◆ **TO DO**
Omit the pictures from the entries below and retype everything else exactly.

Saved data entries:
****************

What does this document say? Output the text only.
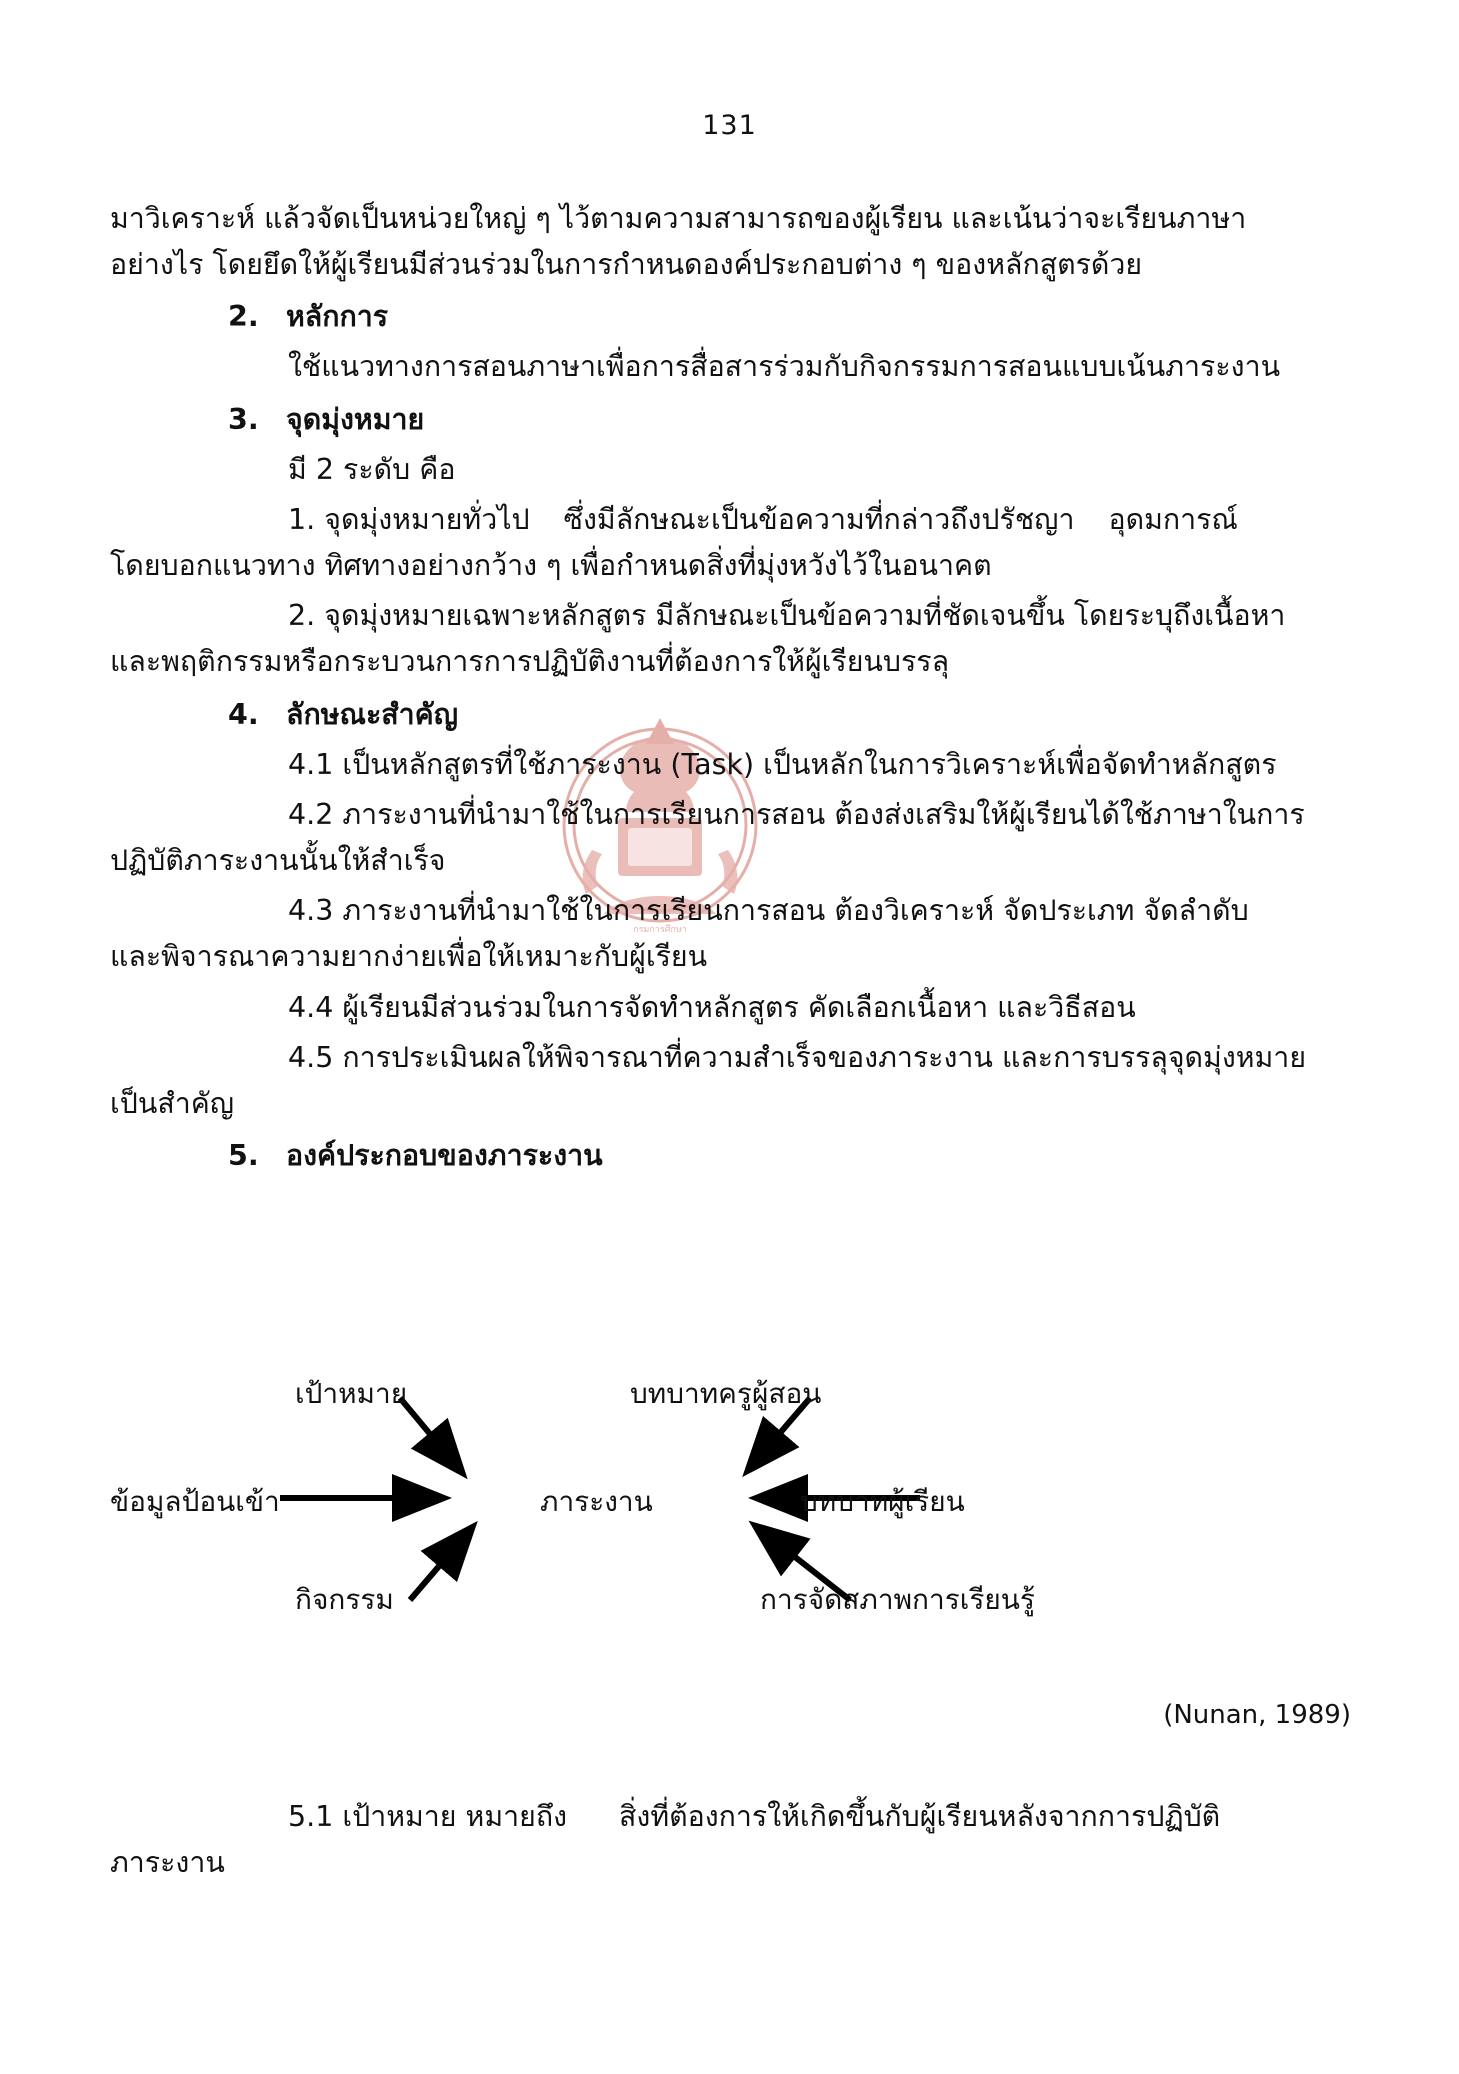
131
กรมการศึกษา

มาวิเคราะห์ แล้วจัดเป็นหน่วยใหญ่ ๆ ไว้ตามความสามารถของผู้เรียน และเน้นว่าจะเรียนภาษา

อย่างไร โดยยึดให้ผู้เรียนมีส่วนร่วมในการกำหนดองค์ประกอบต่าง ๆ ของหลักสูตรด้วย

2. หลักการ

ใช้แนวทางการสอนภาษาเพื่อการสื่อสารร่วมกับกิจกรรมการสอนแบบเน้นภาระงาน

3. จุดมุ่งหมาย

มี 2 ระดับ คือ

1. จุดมุ่งหมายทั่วไป ซึ่งมีลักษณะเป็นข้อความที่กล่าวถึงปรัชญา อุดมการณ์
โดยบอกแนวทาง ทิศทางอย่างกว้าง ๆ เพื่อกำหนดสิ่งที่มุ่งหวังไว้ในอนาคต

2. จุดมุ่งหมายเฉพาะหลักสูตร มีลักษณะเป็นข้อความที่ชัดเจนขึ้น โดยระบุถึงเนื้อหา
และพฤติกรรมหรือกระบวนการการปฏิบัติงานที่ต้องการให้ผู้เรียนบรรลุ

4. ลักษณะสำคัญ

4.1 เป็นหลักสูตรที่ใช้ภาระงาน (Task) เป็นหลักในการวิเคราะห์เพื่อจัดทำหลักสูตร

4.2 ภาระงานที่นำมาใช้ในการเรียนการสอน ต้องส่งเสริมให้ผู้เรียนได้ใช้ภาษาในการ
ปฏิบัติภาระงานนั้นให้สำเร็จ

4.3 ภาระงานที่นำมาใช้ในการเรียนการสอน ต้องวิเคราะห์ จัดประเภท จัดลำดับ
และพิจารณาความยากง่ายเพื่อให้เหมาะกับผู้เรียน

4.4 ผู้เรียนมีส่วนร่วมในการจัดทำหลักสูตร คัดเลือกเนื้อหา และวิธีสอน

4.5 การประเมินผลให้พิจารณาที่ความสำเร็จของภาระงาน และการบรรลุจุดมุ่งหมาย
เป็นสำคัญ

5. องค์ประกอบของภาระงาน

ภาระงาน
เป้าหมาย	บทบาทครูผู้สอน
ข้อมูลป้อนเข้า	บทบาทผู้เรียน
กิจกรรม	การจัดสภาพการเรียนรู้
(Nunan, 1989)

5.1 เป้าหมาย หมายถึง สิ่งที่ต้องการให้เกิดขึ้นกับผู้เรียนหลังจากการปฏิบัติ
ภาระงาน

****************

◆ **ANSWER TO THE EXERCISE**
What does this document say? Output the text only.
131
กรมการศึกษา

มาวิเคราะห์ แล้วจัดเป็นหน่วยใหญ่ ๆ ไว้ตามความสามารถของผู้เรียน และเน้นว่าจะเรียนภาษา

อย่างไร โดยยึดให้ผู้เรียนมีส่วนร่วมในการกำหนดองค์ประกอบต่าง ๆ ของหลักสูตรด้วย

2. หลักการ

ใช้แนวทางการสอนภาษาเพื่อการสื่อสารร่วมกับกิจกรรมการสอนแบบเน้นภาระงาน

3. จุดมุ่งหมาย

มี 2 ระดับ คือ

1. จุดมุ่งหมายทั่วไป ซึ่งมีลักษณะเป็นข้อความที่กล่าวถึงปรัชญา อุดมการณ์
โดยบอกแนวทาง ทิศทางอย่างกว้าง ๆ เพื่อกำหนดสิ่งที่มุ่งหวังไว้ในอนาคต

2. จุดมุ่งหมายเฉพาะหลักสูตร มีลักษณะเป็นข้อความที่ชัดเจนขึ้น โดยระบุถึงเนื้อหา
และพฤติกรรมหรือกระบวนการการปฏิบัติงานที่ต้องการให้ผู้เรียนบรรลุ

4. ลักษณะสำคัญ

4.1 เป็นหลักสูตรที่ใช้ภาระงาน (Task) เป็นหลักในการวิเคราะห์เพื่อจัดทำหลักสูตร

4.2 ภาระงานที่นำมาใช้ในการเรียนการสอน ต้องส่งเสริมให้ผู้เรียนได้ใช้ภาษาในการ
ปฏิบัติภาระงานนั้นให้สำเร็จ

4.3 ภาระงานที่นำมาใช้ในการเรียนการสอน ต้องวิเคราะห์ จัดประเภท จัดลำดับ
และพิจารณาความยากง่ายเพื่อให้เหมาะกับผู้เรียน

4.4 ผู้เรียนมีส่วนร่วมในการจัดทำหลักสูตร คัดเลือกเนื้อหา และวิธีสอน

4.5 การประเมินผลให้พิจารณาที่ความสำเร็จของภาระงาน และการบรรลุจุดมุ่งหมาย
เป็นสำคัญ

5. องค์ประกอบของภาระงาน

ภาระงาน
เป้าหมาย	บทบาทครูผู้สอน
ข้อมูลป้อนเข้า	บทบาทผู้เรียน
กิจกรรม	การจัดสภาพการเรียนรู้
(Nunan, 1989)

5.1 เป้าหมาย หมายถึง สิ่งที่ต้องการให้เกิดขึ้นกับผู้เรียนหลังจากการปฏิบัติ
ภาระงาน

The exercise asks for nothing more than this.